begin EXTRACTED MATERIAL

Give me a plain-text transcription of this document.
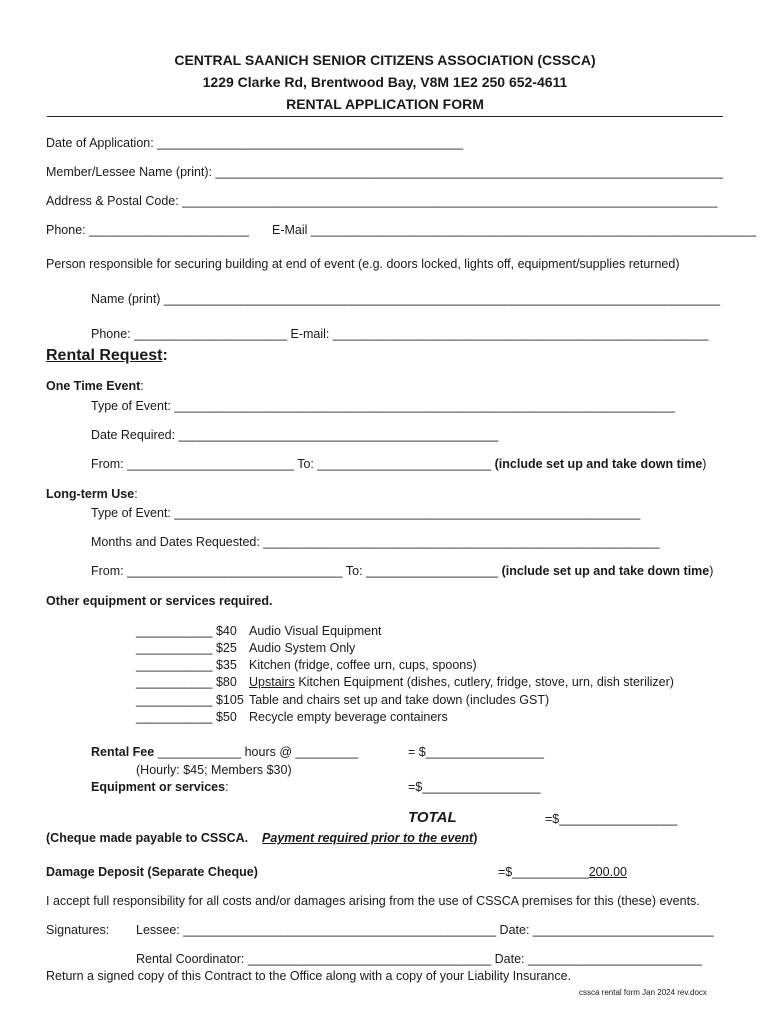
CENTRAL SAANICH SENIOR CITIZENS ASSOCIATION (CSSCA)
1229 Clarke Rd, Brentwood Bay, V8M 1E2 250 652-4611
RENTAL APPLICATION FORM
Date of Application: ____________________________________________
Member/Lessee Name (print): _________________________________________________________________________
Address & Postal Code: _____________________________________________________________________________
Phone: _______________________ E-Mail ________________________________________________________________
Person responsible for securing building at end of event (e.g. doors locked, lights off, equipment/supplies returned)
Name (print) ________________________________________________________________________________
Phone: ______________________ E-mail: ______________________________________________________
Rental Request:
One Time Event:
Type of Event: ________________________________________________________________________
Date Required: ______________________________________________
From: ________________________ To: _________________________ (include set up and take down time)
Long-term Use:
Type of Event: ___________________________________________________________________
Months and Dates Requested: _________________________________________________________
From: _______________________________ To: ___________________ (include set up and take down time)
Other equipment or services required.
___________ $40 Audio Visual Equipment
___________ $25 Audio System Only
___________ $35 Kitchen (fridge, coffee urn, cups, spoons)
___________ $80 Upstairs Kitchen Equipment (dishes, cutlery, fridge, stove, urn, dish sterilizer)
___________ $105 Table and chairs set up and take down (includes GST)
___________ $50 Recycle empty beverage containers
Rental Fee ____________ hours @ _________	= $_________________
(Hourly: $45; Members $30)
Equipment or services:	=$_________________
TOTAL	=$_________________
(Cheque made payable to CSSCA. Payment required prior to the event)
Damage Deposit (Separate Cheque)	=$___________200.00
I accept full responsibility for all costs and/or damages arising from the use of CSSCA premises for this (these) events.
Signatures: Lessee: _____________________________________________ Date: __________________________
Rental Coordinator: ___________________________________ Date: _________________________
Return a signed copy of this Contract to the Office along with a copy of your Liability Insurance.
cssca rental form Jan 2024 rev.docx
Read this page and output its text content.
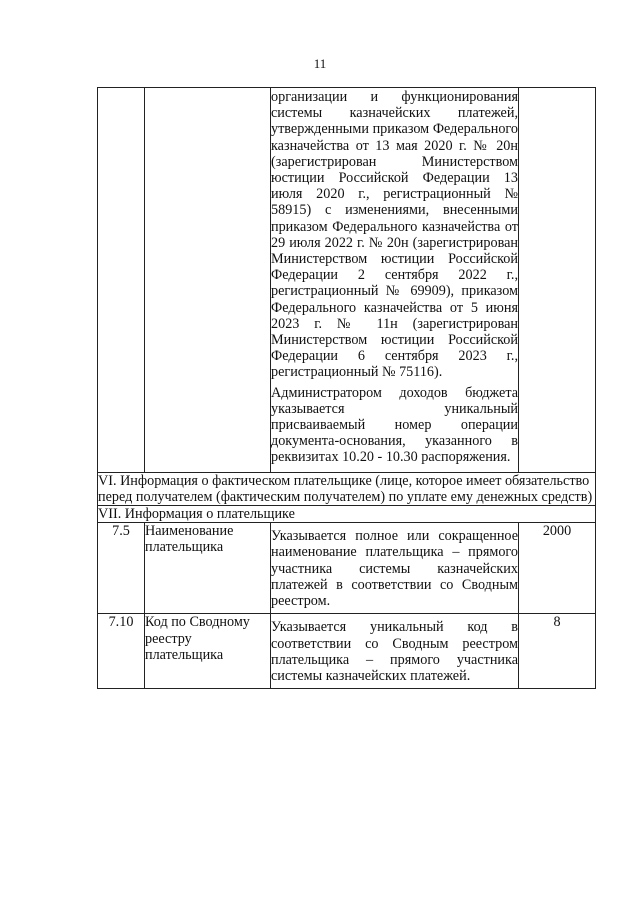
11

		организации и функционирования системы казначейских платежей, утвержденными приказом Федерального казначейства от 13 мая 2020 г. № 20н (зарегистрирован Министерством юстиции Российской Федерации 13 июля 2020 г., регистрационный № 58915) с изменениями, внесенными приказом Федерального казначейства от 29 июля 2022 г. № 20н (зарегистрирован Министерством юстиции Российской Федерации 2 сентября 2022 г., регистрационный № 69909), приказом Федерального казначейства от 5 июня 2023 г. № 11н (зарегистрирован Министерством юстиции Российской Федерации 6 сентября 2023 г., регистрационный № 75116).

Администратором доходов бюджета указывается уникальный присваиваемый номер операции документа-основания, указанного в реквизитах 10.20 - 10.30 распоряжения.	

VI. Информация о фактическом плательщике (лице, которое имеет обязательство перед получателем (фактическим получателем) по уплате ему денежных средств)			
VII. Информация о плательщике			
7.5	Наименование плательщика	Указывается полное или сокращенное наименование плательщика – прямого участника системы казначейских платежей в соответствии со Сводным реестром.	2000
7.10	Код по Сводному реестру плательщика	Указывается уникальный код в соответствии со Сводным реестром плательщика – прямого участника системы казначейских платежей.	8
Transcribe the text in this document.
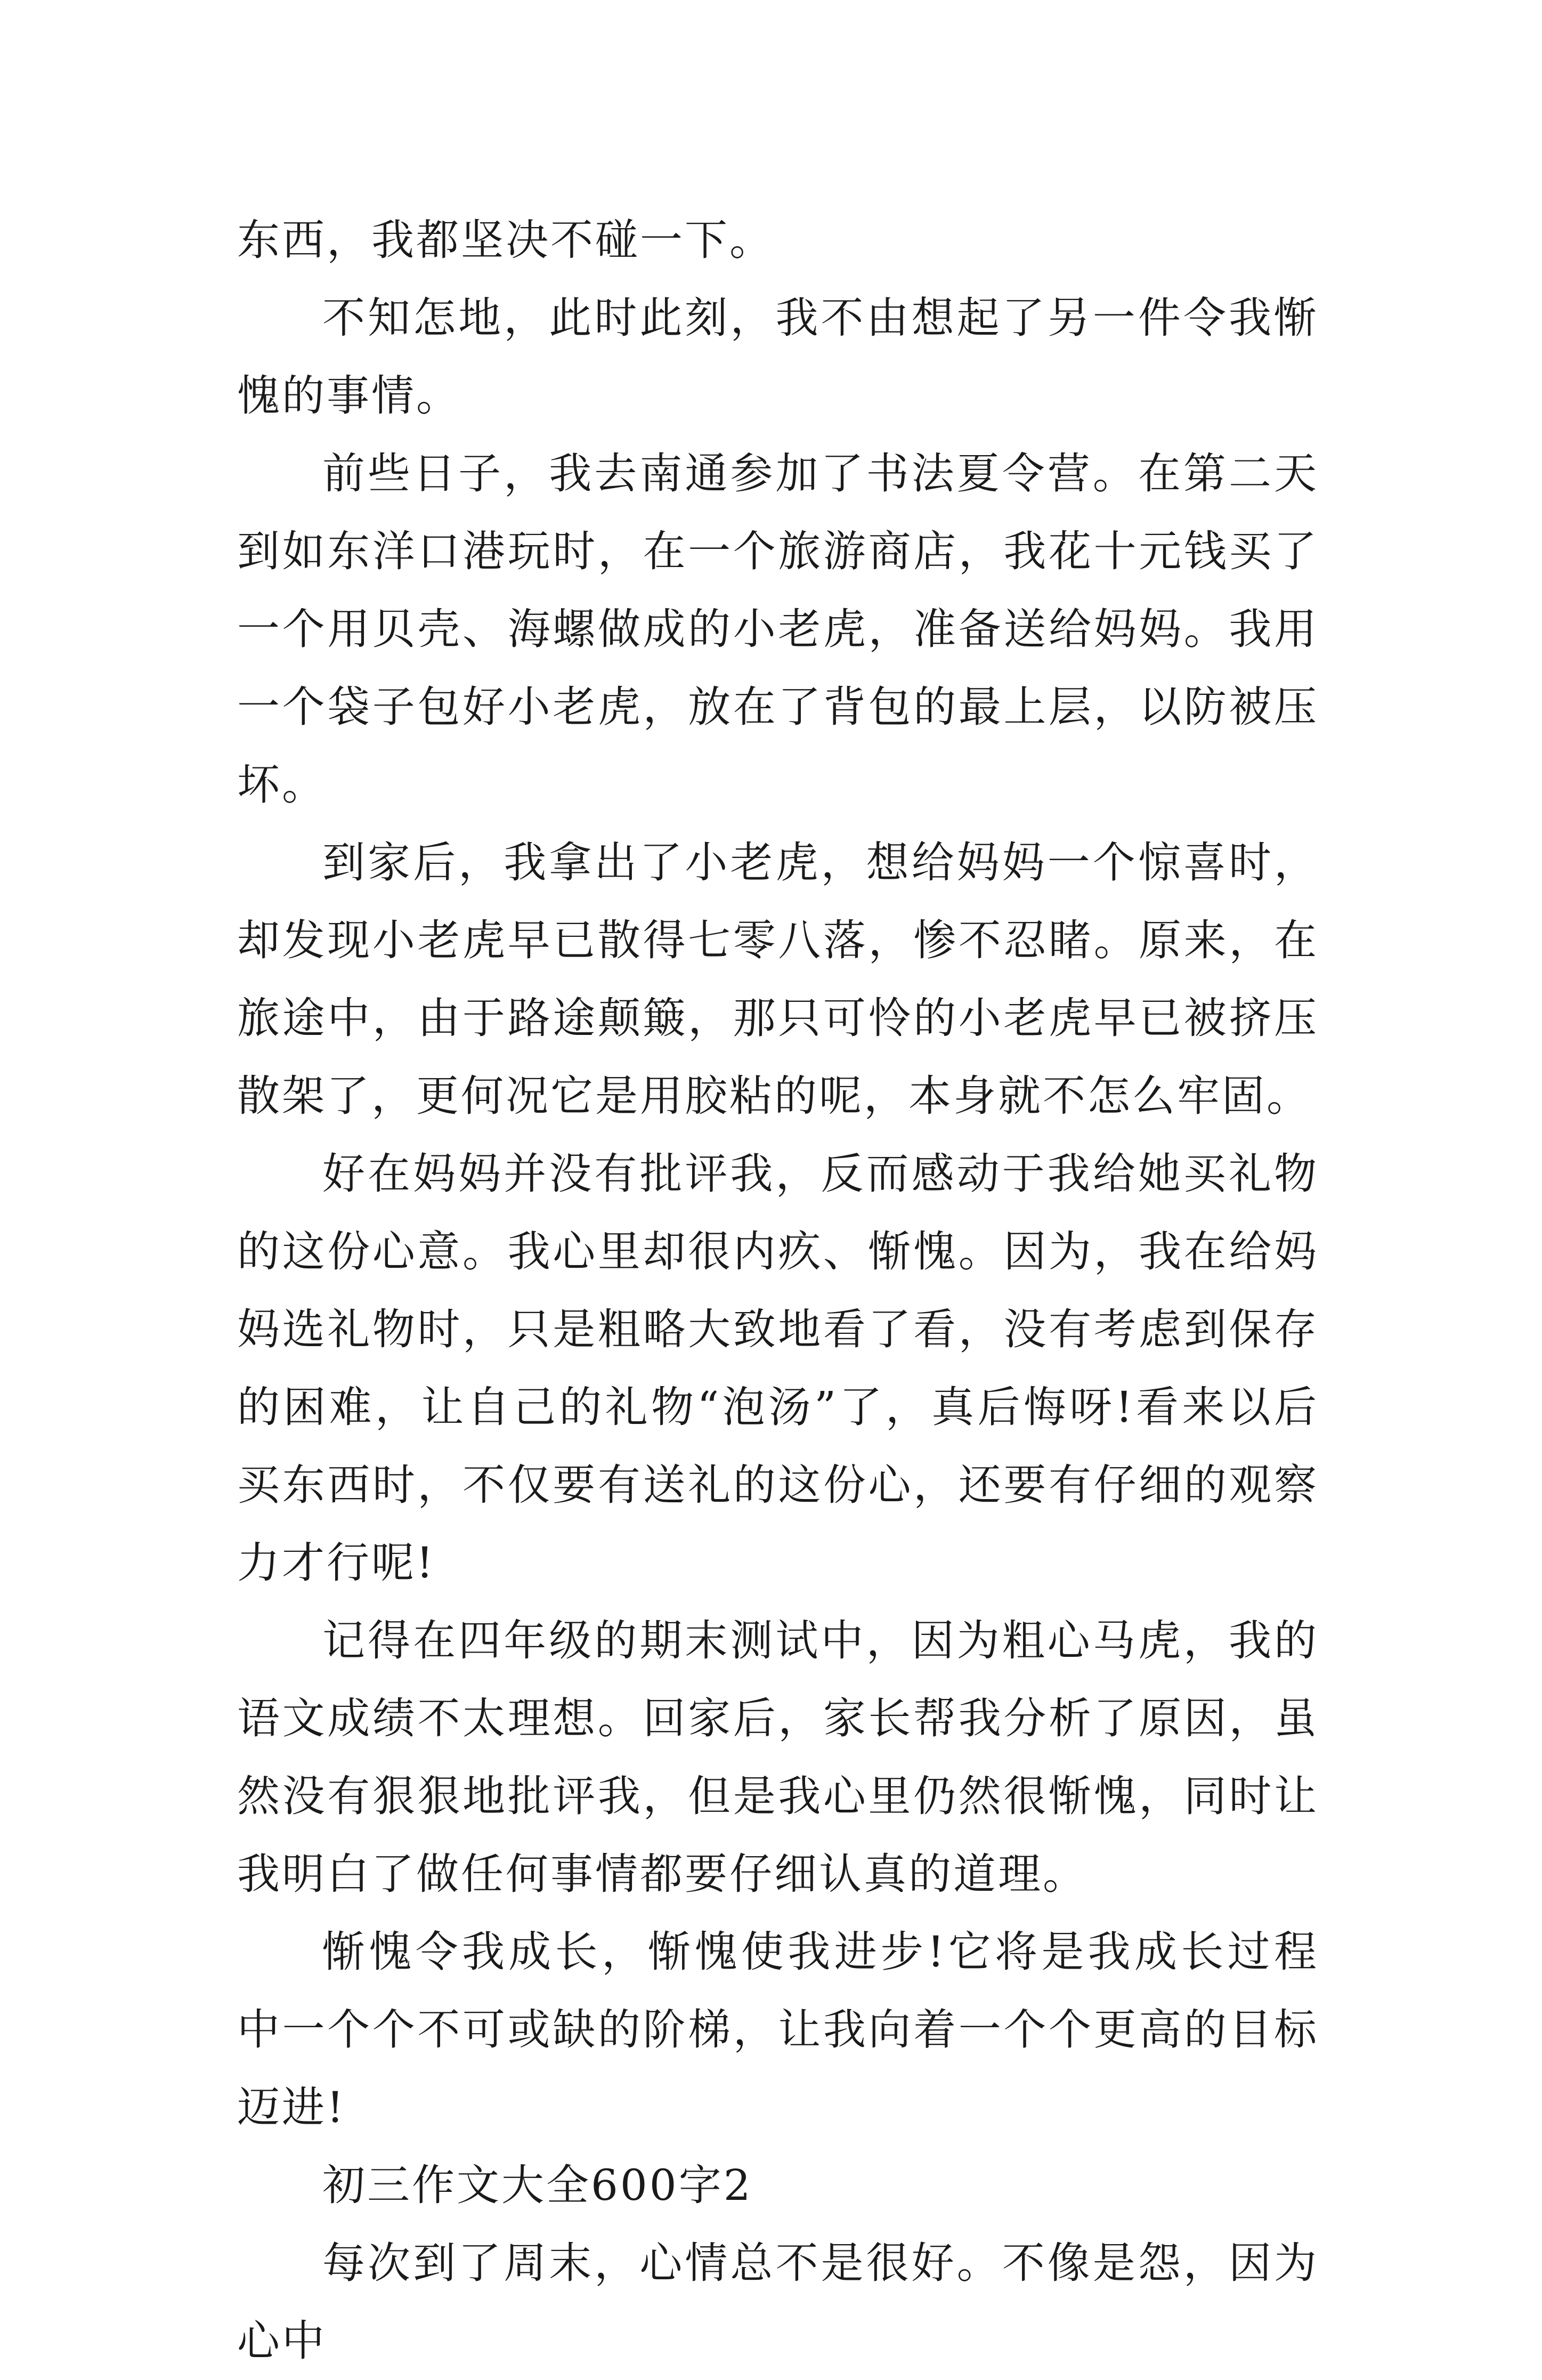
东西，我都坚决不碰一下。

不知怎地，此时此刻，我不由想起了另一件令我惭愧的事情。

前些日子，我去南通参加了书法夏令营。在第二天到如东洋口港玩时，在一个旅游商店，我花十元钱买了一个用贝壳、海螺做成的小老虎，准备送给妈妈。我用一个袋子包好小老虎，放在了背包的最上层，以防被压坏。

到家后，我拿出了小老虎，想给妈妈一个惊喜时，却发现小老虎早已散得七零八落，惨不忍睹。原来，在旅途中，由于路途颠簸，那只可怜的小老虎早已被挤压散架了，更何况它是用胶粘的呢，本身就不怎么牢固。

好在妈妈并没有批评我，反而感动于我给她买礼物的这份心意。我心里却很内疚、惭愧。因为，我在给妈妈选礼物时，只是粗略大致地看了看，没有考虑到保存的困难，让自己的礼物“泡汤”了，真后悔呀!看来以后买东西时，不仅要有送礼的这份心，还要有仔细的观察力才行呢!

记得在四年级的期末测试中，因为粗心马虎，我的语文成绩不太理想。回家后，家长帮我分析了原因，虽然没有狠狠地批评我，但是我心里仍然很惭愧，同时让我明白了做任何事情都要仔细认真的道理。

惭愧令我成长，惭愧使我进步!它将是我成长过程中一个个不可或缺的阶梯，让我向着一个个更高的目标迈进!

初三作文大全600字2

每次到了周末，心情总不是很好。不像是怨，因为心中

end EXTRACTED MATERIAL

AIM: Make an exact copy of the data, leaving its pictures out.

RESULT OF THE TASK:
Give me a plain-text transcription of this document.
CENTRAL SAANICH SENIOR CITIZENS ASSOCIATION (CSSCA)
1229 Clarke Rd, Brentwood Bay, V8M 1E2 250 652-4611
RENTAL APPLICATION FORM
Date of Application: ____________________________________________
Member/Lessee Name (print): _________________________________________________________________________
Address & Postal Code: _____________________________________________________________________________
Phone: _______________________ E-Mail ________________________________________________________________
Person responsible for securing building at end of event (e.g. doors locked, lights off, equipment/supplies returned)
Name (print) ________________________________________________________________________________
Phone: ______________________ E-mail: ______________________________________________________
Rental Request:
One Time Event:
Type of Event: ________________________________________________________________________
Date Required: ______________________________________________
From: ________________________ To: _________________________ (include set up and take down time)
Long-term Use:
Type of Event: ___________________________________________________________________
Months and Dates Requested: _________________________________________________________
From: _______________________________ To: ___________________ (include set up and take down time)
Other equipment or services required.
___________ $40 Audio Visual Equipment
___________ $25 Audio System Only
___________ $35 Kitchen (fridge, coffee urn, cups, spoons)
___________ $80 Upstairs Kitchen Equipment (dishes, cutlery, fridge, stove, urn, dish sterilizer)
___________ $105 Table and chairs set up and take down (includes GST)
___________ $50 Recycle empty beverage containers
Rental Fee ____________ hours @ _________	= $_________________
(Hourly: $45; Members $30)
Equipment or services:	=$_________________
TOTAL	=$_________________
(Cheque made payable to CSSCA. Payment required prior to the event)
Damage Deposit (Separate Cheque)	=$___________200.00
I accept full responsibility for all costs and/or damages arising from the use of CSSCA premises for this (these) events.
Signatures: Lessee: _____________________________________________ Date: __________________________
Rental Coordinator: ___________________________________ Date: _________________________
Return a signed copy of this Contract to the Office along with a copy of your Liability Insurance.
cssca rental form Jan 2024 rev.docx
Read this page and output its text content.
11

		организации и функционирования системы казначейских платежей, утвержденными приказом Федерального казначейства от 13 мая 2020 г. № 20н (зарегистрирован Министерством юстиции Российской Федерации 13 июля 2020 г., регистрационный № 58915) с изменениями, внесенными приказом Федерального казначейства от 29 июля 2022 г. № 20н (зарегистрирован Министерством юстиции Российской Федерации 2 сентября 2022 г., регистрационный № 69909), приказом Федерального казначейства от 5 июня 2023 г. № 11н (зарегистрирован Министерством юстиции Российской Федерации 6 сентября 2023 г., регистрационный № 75116).

Администратором доходов бюджета указывается уникальный присваиваемый номер операции документа-основания, указанного в реквизитах 10.20 - 10.30 распоряжения.	

VI. Информация о фактическом плательщике (лице, которое имеет обязательство перед получателем (фактическим получателем) по уплате ему денежных средств)			
VII. Информация о плательщике			
7.5	Наименование плательщика	Указывается полное или сокращенное наименование плательщика – прямого участника системы казначейских платежей в соответствии со Сводным реестром.	2000
7.10	Код по Сводному реестру плательщика	Указывается уникальный код в соответствии со Сводным реестром плательщика – прямого участника системы казначейских платежей.	8
Transcribe the text in this document.
东西，我都坚决不碰一下。

不知怎地，此时此刻，我不由想起了另一件令我惭愧的事情。

前些日子，我去南通参加了书法夏令营。在第二天到如东洋口港玩时，在一个旅游商店，我花十元钱买了一个用贝壳、海螺做成的小老虎，准备送给妈妈。我用一个袋子包好小老虎，放在了背包的最上层，以防被压坏。

到家后，我拿出了小老虎，想给妈妈一个惊喜时，却发现小老虎早已散得七零八落，惨不忍睹。原来，在旅途中，由于路途颠簸，那只可怜的小老虎早已被挤压散架了，更何况它是用胶粘的呢，本身就不怎么牢固。

好在妈妈并没有批评我，反而感动于我给她买礼物的这份心意。我心里却很内疚、惭愧。因为，我在给妈妈选礼物时，只是粗略大致地看了看，没有考虑到保存的困难，让自己的礼物“泡汤”了，真后悔呀!看来以后买东西时，不仅要有送礼的这份心，还要有仔细的观察力才行呢!

记得在四年级的期末测试中，因为粗心马虎，我的语文成绩不太理想。回家后，家长帮我分析了原因，虽然没有狠狠地批评我，但是我心里仍然很惭愧，同时让我明白了做任何事情都要仔细认真的道理。

惭愧令我成长，惭愧使我进步!它将是我成长过程中一个个不可或缺的阶梯，让我向着一个个更高的目标迈进!

初三作文大全600字2

每次到了周末，心情总不是很好。不像是怨，因为心中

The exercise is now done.